* Items

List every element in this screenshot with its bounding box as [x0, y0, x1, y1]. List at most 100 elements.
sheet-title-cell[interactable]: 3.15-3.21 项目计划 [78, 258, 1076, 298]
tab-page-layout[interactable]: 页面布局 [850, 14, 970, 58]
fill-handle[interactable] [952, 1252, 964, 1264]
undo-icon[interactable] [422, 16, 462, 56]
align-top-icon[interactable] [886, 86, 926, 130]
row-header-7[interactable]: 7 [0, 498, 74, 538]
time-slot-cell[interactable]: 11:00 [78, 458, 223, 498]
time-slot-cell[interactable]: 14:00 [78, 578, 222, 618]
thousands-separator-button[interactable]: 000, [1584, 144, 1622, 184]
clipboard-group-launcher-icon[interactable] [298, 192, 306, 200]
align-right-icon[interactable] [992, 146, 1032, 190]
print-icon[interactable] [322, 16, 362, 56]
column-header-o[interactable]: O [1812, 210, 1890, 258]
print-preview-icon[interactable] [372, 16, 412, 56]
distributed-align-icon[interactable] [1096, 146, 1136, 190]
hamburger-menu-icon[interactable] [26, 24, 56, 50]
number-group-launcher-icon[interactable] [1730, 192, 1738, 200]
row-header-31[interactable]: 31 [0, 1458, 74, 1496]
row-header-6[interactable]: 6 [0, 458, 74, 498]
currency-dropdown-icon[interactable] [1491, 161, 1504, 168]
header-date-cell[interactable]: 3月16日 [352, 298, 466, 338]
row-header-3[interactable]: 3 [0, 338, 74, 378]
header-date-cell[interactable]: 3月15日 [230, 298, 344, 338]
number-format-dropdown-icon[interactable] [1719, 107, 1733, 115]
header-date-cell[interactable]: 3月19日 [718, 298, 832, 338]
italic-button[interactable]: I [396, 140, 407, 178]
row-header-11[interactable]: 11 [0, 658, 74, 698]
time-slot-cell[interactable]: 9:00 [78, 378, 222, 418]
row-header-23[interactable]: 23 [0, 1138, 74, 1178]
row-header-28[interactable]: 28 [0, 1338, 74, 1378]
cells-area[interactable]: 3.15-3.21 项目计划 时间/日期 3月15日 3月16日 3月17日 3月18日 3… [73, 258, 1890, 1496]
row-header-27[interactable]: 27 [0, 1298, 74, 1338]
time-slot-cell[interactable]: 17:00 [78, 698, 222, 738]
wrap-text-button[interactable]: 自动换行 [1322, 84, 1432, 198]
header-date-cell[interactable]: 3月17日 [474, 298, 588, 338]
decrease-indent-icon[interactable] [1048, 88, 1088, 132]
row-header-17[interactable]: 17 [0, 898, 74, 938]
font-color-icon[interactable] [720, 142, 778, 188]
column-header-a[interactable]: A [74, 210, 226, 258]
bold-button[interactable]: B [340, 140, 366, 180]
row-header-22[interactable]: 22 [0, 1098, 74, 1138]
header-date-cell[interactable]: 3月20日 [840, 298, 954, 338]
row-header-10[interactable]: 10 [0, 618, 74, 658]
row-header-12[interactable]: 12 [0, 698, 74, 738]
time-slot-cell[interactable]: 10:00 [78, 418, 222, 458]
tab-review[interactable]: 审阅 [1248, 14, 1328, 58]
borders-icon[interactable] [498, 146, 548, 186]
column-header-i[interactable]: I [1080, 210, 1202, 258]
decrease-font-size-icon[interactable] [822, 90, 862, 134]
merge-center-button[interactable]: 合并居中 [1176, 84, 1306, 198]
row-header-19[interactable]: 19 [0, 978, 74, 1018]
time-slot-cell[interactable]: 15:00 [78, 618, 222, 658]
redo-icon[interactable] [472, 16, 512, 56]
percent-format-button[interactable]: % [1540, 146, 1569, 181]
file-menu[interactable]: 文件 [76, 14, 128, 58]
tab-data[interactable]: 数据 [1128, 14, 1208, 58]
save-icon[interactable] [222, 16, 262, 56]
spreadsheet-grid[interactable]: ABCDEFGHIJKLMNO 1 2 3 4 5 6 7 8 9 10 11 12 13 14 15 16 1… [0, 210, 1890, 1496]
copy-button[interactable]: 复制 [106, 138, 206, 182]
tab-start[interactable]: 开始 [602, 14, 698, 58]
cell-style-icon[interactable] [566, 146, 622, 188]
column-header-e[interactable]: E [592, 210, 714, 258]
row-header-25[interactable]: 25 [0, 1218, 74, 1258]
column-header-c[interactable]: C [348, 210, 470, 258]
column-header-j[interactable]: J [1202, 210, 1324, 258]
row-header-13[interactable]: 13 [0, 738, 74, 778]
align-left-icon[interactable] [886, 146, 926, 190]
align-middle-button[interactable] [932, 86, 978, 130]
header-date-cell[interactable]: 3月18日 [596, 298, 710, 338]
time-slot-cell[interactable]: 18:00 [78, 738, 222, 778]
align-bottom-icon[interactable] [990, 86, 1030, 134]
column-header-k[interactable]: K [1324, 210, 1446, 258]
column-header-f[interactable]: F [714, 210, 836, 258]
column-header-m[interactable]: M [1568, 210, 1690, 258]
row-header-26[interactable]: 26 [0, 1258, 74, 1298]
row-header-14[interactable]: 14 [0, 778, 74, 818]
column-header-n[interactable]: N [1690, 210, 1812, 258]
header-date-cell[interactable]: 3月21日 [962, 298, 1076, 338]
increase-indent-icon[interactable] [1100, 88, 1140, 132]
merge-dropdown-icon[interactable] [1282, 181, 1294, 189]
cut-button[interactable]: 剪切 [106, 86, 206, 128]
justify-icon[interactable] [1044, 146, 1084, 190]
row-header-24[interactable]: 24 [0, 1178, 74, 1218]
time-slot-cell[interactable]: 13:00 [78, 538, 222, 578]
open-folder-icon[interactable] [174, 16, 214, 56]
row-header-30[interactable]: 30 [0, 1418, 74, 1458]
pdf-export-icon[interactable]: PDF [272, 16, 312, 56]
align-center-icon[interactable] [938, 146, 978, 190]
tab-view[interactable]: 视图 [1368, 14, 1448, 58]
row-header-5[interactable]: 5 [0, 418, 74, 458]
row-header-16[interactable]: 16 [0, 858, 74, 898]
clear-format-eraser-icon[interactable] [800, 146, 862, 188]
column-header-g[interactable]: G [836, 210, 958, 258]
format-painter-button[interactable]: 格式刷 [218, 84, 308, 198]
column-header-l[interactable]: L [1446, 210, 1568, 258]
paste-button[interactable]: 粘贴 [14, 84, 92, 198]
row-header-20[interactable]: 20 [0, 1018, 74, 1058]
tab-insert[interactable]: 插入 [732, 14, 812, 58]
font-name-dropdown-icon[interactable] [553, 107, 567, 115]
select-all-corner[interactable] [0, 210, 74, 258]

* What you are asked to do
Write out all the rows again, substituting "time-cell" for every occurrence of "time-slot-cell" and leaving everything else untouched.

* Worked answer
List every element in this screenshot with its bounding box as [x0, y0, x1, y1]. List at most 100 elements.
sheet-title-cell[interactable]: 3.15-3.21 项目计划 [78, 258, 1076, 298]
tab-page-layout[interactable]: 页面布局 [850, 14, 970, 58]
fill-handle[interactable] [952, 1252, 964, 1264]
undo-icon[interactable] [422, 16, 462, 56]
align-top-icon[interactable] [886, 86, 926, 130]
row-header-7[interactable]: 7 [0, 498, 74, 538]
time-cell[interactable]: 11:00 [78, 458, 223, 498]
time-cell[interactable]: 14:00 [78, 578, 222, 618]
thousands-separator-button[interactable]: 000, [1584, 144, 1622, 184]
clipboard-group-launcher-icon[interactable] [298, 192, 306, 200]
align-right-icon[interactable] [992, 146, 1032, 190]
print-icon[interactable] [322, 16, 362, 56]
column-header-o[interactable]: O [1812, 210, 1890, 258]
print-preview-icon[interactable] [372, 16, 412, 56]
distributed-align-icon[interactable] [1096, 146, 1136, 190]
hamburger-menu-icon[interactable] [26, 24, 56, 50]
number-group-launcher-icon[interactable] [1730, 192, 1738, 200]
row-header-31[interactable]: 31 [0, 1458, 74, 1496]
row-header-6[interactable]: 6 [0, 458, 74, 498]
currency-dropdown-icon[interactable] [1491, 161, 1504, 168]
header-date-cell[interactable]: 3月16日 [352, 298, 466, 338]
row-header-3[interactable]: 3 [0, 338, 74, 378]
header-date-cell[interactable]: 3月15日 [230, 298, 344, 338]
number-format-dropdown-icon[interactable] [1719, 107, 1733, 115]
header-date-cell[interactable]: 3月19日 [718, 298, 832, 338]
italic-button[interactable]: I [396, 140, 407, 178]
row-header-11[interactable]: 11 [0, 658, 74, 698]
time-cell[interactable]: 9:00 [78, 378, 222, 418]
row-header-23[interactable]: 23 [0, 1138, 74, 1178]
row-header-28[interactable]: 28 [0, 1338, 74, 1378]
cells-area[interactable]: 3.15-3.21 项目计划 时间/日期 3月15日 3月16日 3月17日 3月18日 3… [73, 258, 1890, 1496]
row-header-27[interactable]: 27 [0, 1298, 74, 1338]
time-cell[interactable]: 17:00 [78, 698, 222, 738]
wrap-text-button[interactable]: 自动换行 [1322, 84, 1432, 198]
header-date-cell[interactable]: 3月17日 [474, 298, 588, 338]
decrease-indent-icon[interactable] [1048, 88, 1088, 132]
row-header-17[interactable]: 17 [0, 898, 74, 938]
font-color-icon[interactable] [720, 142, 778, 188]
column-header-a[interactable]: A [74, 210, 226, 258]
bold-button[interactable]: B [340, 140, 366, 180]
row-header-22[interactable]: 22 [0, 1098, 74, 1138]
header-date-cell[interactable]: 3月20日 [840, 298, 954, 338]
row-header-10[interactable]: 10 [0, 618, 74, 658]
row-header-12[interactable]: 12 [0, 698, 74, 738]
time-cell[interactable]: 10:00 [78, 418, 222, 458]
tab-review[interactable]: 审阅 [1248, 14, 1328, 58]
borders-icon[interactable] [498, 146, 548, 186]
column-header-i[interactable]: I [1080, 210, 1202, 258]
decrease-font-size-icon[interactable] [822, 90, 862, 134]
merge-center-button[interactable]: 合并居中 [1176, 84, 1306, 198]
row-header-19[interactable]: 19 [0, 978, 74, 1018]
time-cell[interactable]: 15:00 [78, 618, 222, 658]
redo-icon[interactable] [472, 16, 512, 56]
percent-format-button[interactable]: % [1540, 146, 1569, 181]
file-menu[interactable]: 文件 [76, 14, 128, 58]
tab-data[interactable]: 数据 [1128, 14, 1208, 58]
save-icon[interactable] [222, 16, 262, 56]
spreadsheet-grid[interactable]: ABCDEFGHIJKLMNO 1 2 3 4 5 6 7 8 9 10 11 12 13 14 15 16 1… [0, 210, 1890, 1496]
copy-button[interactable]: 复制 [106, 138, 206, 182]
tab-start[interactable]: 开始 [602, 14, 698, 58]
cell-style-icon[interactable] [566, 146, 622, 188]
column-header-e[interactable]: E [592, 210, 714, 258]
row-header-25[interactable]: 25 [0, 1218, 74, 1258]
column-header-c[interactable]: C [348, 210, 470, 258]
column-header-j[interactable]: J [1202, 210, 1324, 258]
row-header-13[interactable]: 13 [0, 738, 74, 778]
align-left-icon[interactable] [886, 146, 926, 190]
align-middle-button[interactable] [932, 86, 978, 130]
header-date-cell[interactable]: 3月18日 [596, 298, 710, 338]
time-cell[interactable]: 18:00 [78, 738, 222, 778]
align-bottom-icon[interactable] [990, 86, 1030, 134]
column-header-k[interactable]: K [1324, 210, 1446, 258]
column-header-f[interactable]: F [714, 210, 836, 258]
column-header-m[interactable]: M [1568, 210, 1690, 258]
row-header-26[interactable]: 26 [0, 1258, 74, 1298]
row-header-14[interactable]: 14 [0, 778, 74, 818]
column-header-n[interactable]: N [1690, 210, 1812, 258]
header-date-cell[interactable]: 3月21日 [962, 298, 1076, 338]
increase-indent-icon[interactable] [1100, 88, 1140, 132]
merge-dropdown-icon[interactable] [1282, 181, 1294, 189]
cut-button[interactable]: 剪切 [106, 86, 206, 128]
justify-icon[interactable] [1044, 146, 1084, 190]
row-header-24[interactable]: 24 [0, 1178, 74, 1218]
time-cell[interactable]: 13:00 [78, 538, 222, 578]
open-folder-icon[interactable] [174, 16, 214, 56]
row-header-30[interactable]: 30 [0, 1418, 74, 1458]
pdf-export-icon[interactable]: PDF [272, 16, 312, 56]
align-center-icon[interactable] [938, 146, 978, 190]
tab-view[interactable]: 视图 [1368, 14, 1448, 58]
row-header-5[interactable]: 5 [0, 418, 74, 458]
row-header-16[interactable]: 16 [0, 858, 74, 898]
clear-format-eraser-icon[interactable] [800, 146, 862, 188]
column-header-g[interactable]: G [836, 210, 958, 258]
format-painter-button[interactable]: 格式刷 [218, 84, 308, 198]
column-header-l[interactable]: L [1446, 210, 1568, 258]
paste-button[interactable]: 粘贴 [14, 84, 92, 198]
row-header-20[interactable]: 20 [0, 1018, 74, 1058]
tab-insert[interactable]: 插入 [732, 14, 812, 58]
font-name-dropdown-icon[interactable] [553, 107, 567, 115]
select-all-corner[interactable] [0, 210, 74, 258]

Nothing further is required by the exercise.